§ **What the exercise asks**: Word for word, set down the records and skip each picture.

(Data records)
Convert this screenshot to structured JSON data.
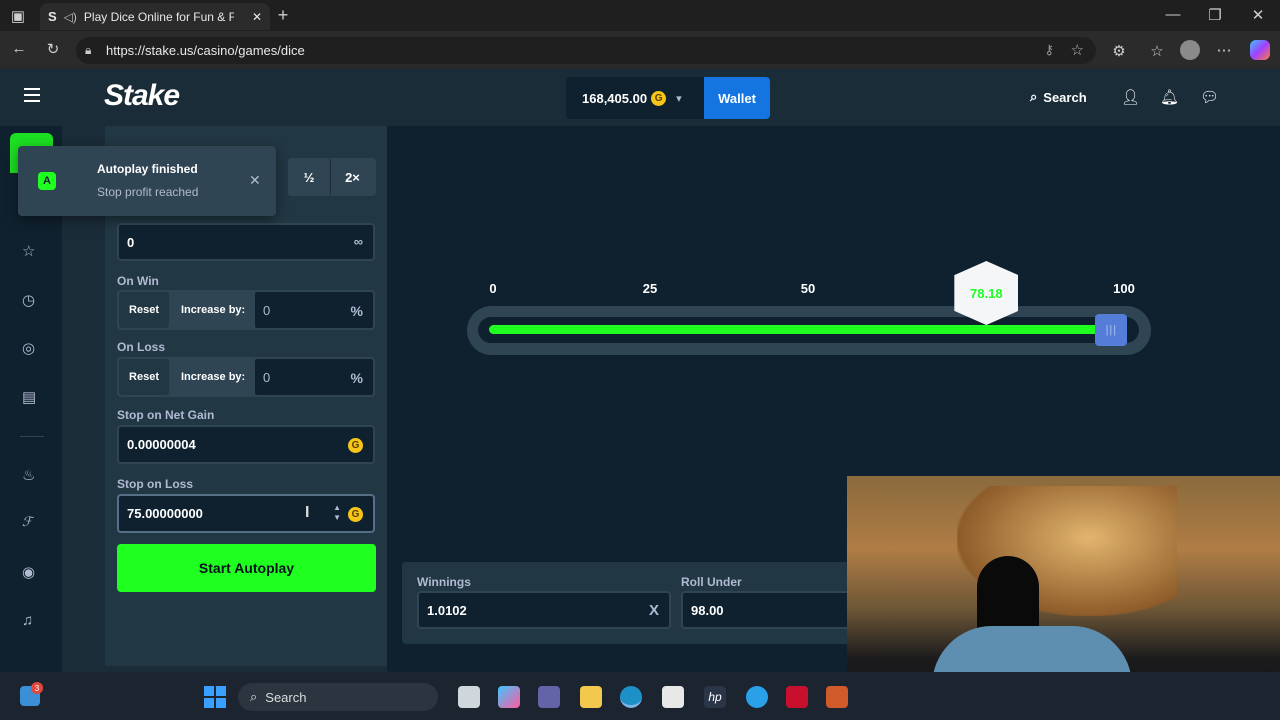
{
  "browser": {
    "tab_title": "Play Dice Online for Fun & F",
    "url": "https://stake.us/casino/games/dice"
  },
  "header": {
    "logo": "Stake",
    "balance": "168,405.00",
    "wallet_label": "Wallet",
    "search_label": "Search"
  },
  "toast": {
    "title": "Autoplay finished",
    "message": "Stop profit reached",
    "half_label": "½",
    "double_label": "2×"
  },
  "form": {
    "games_value": "0",
    "on_win": {
      "label": "On Win",
      "reset": "Reset",
      "increase": "Increase by:",
      "value": "0",
      "unit": "%"
    },
    "on_loss": {
      "label": "On Loss",
      "reset": "Reset",
      "increase": "Increase by:",
      "value": "0",
      "unit": "%"
    },
    "stop_net_gain": {
      "label": "Stop on Net Gain",
      "value": "0.00000004"
    },
    "stop_loss": {
      "label": "Stop on Loss",
      "value": "75.00000000"
    },
    "start_button": "Start Autoplay"
  },
  "slider": {
    "ticks": [
      "0",
      "25",
      "50",
      "100"
    ],
    "result": "78.18",
    "roll_under": 98
  },
  "stats": {
    "winnings_label": "Winnings",
    "winnings_value": "1.0102",
    "winnings_unit": "X",
    "roll_under_label": "Roll Under",
    "roll_under_value": "98.00"
  },
  "taskbar": {
    "search": "Search",
    "badge": "3"
  },
  "colors": {
    "accent_green": "#1fff20",
    "wallet_blue": "#1475e1",
    "bg": "#1a2c38"
  }
}
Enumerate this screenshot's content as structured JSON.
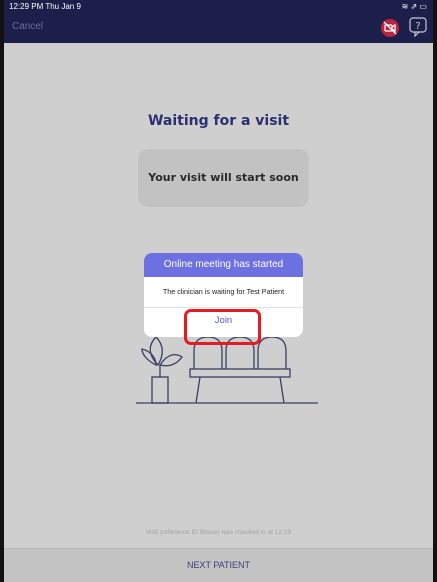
{
  "status_bar": {
    "time": "12:29 PM  Thu Jan 9",
    "indicators": "≋ ⇗ ▭"
  },
  "nav": {
    "cancel_label": "Cancel",
    "camera_icon": "camera-off-icon",
    "help_icon": "help-icon",
    "camera_color": "#b9253c"
  },
  "main": {
    "title": "Waiting for a visit",
    "card_text": "Your visit will start soon",
    "checkin_note": "Visit (reference ID 8base) was checked in at 12:29"
  },
  "dialog": {
    "title": "Online meeting has started",
    "message": "The clinician is waiting for Test Patient",
    "join_label": "Join",
    "header_color": "#6d70e0"
  },
  "footer": {
    "next_label": "NEXT PATIENT"
  },
  "highlight_color": "#e31b23"
}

§ **Result**:
Convert this screenshot to structured JSON data.
{
  "browser": {
    "tab_title": "Play Dice Online for Fun & F",
    "url": "https://stake.us/casino/games/dice"
  },
  "header": {
    "logo": "Stake",
    "balance": "168,405.00",
    "wallet_label": "Wallet",
    "search_label": "Search"
  },
  "toast": {
    "title": "Autoplay finished",
    "message": "Stop profit reached",
    "half_label": "½",
    "double_label": "2×"
  },
  "form": {
    "games_value": "0",
    "on_win": {
      "label": "On Win",
      "reset": "Reset",
      "increase": "Increase by:",
      "value": "0",
      "unit": "%"
    },
    "on_loss": {
      "label": "On Loss",
      "reset": "Reset",
      "increase": "Increase by:",
      "value": "0",
      "unit": "%"
    },
    "stop_net_gain": {
      "label": "Stop on Net Gain",
      "value": "0.00000004"
    },
    "stop_loss": {
      "label": "Stop on Loss",
      "value": "75.00000000"
    },
    "start_button": "Start Autoplay"
  },
  "slider": {
    "ticks": [
      "0",
      "25",
      "50",
      "100"
    ],
    "result": "78.18",
    "roll_under": 98
  },
  "stats": {
    "winnings_label": "Winnings",
    "winnings_value": "1.0102",
    "winnings_unit": "X",
    "roll_under_label": "Roll Under",
    "roll_under_value": "98.00"
  },
  "taskbar": {
    "search": "Search",
    "badge": "3"
  },
  "colors": {
    "accent_green": "#1fff20",
    "wallet_blue": "#1475e1",
    "bg": "#1a2c38"
  }
}
Enumerate this screenshot's content as structured JSON.
{
  "status_bar": {
    "time": "12:29 PM  Thu Jan 9",
    "indicators": "≋ ⇗ ▭"
  },
  "nav": {
    "cancel_label": "Cancel",
    "camera_icon": "camera-off-icon",
    "help_icon": "help-icon",
    "camera_color": "#b9253c"
  },
  "main": {
    "title": "Waiting for a visit",
    "card_text": "Your visit will start soon",
    "checkin_note": "Visit (reference ID 8base) was checked in at 12:29"
  },
  "dialog": {
    "title": "Online meeting has started",
    "message": "The clinician is waiting for Test Patient",
    "join_label": "Join",
    "header_color": "#6d70e0"
  },
  "footer": {
    "next_label": "NEXT PATIENT"
  },
  "highlight_color": "#e31b23"
}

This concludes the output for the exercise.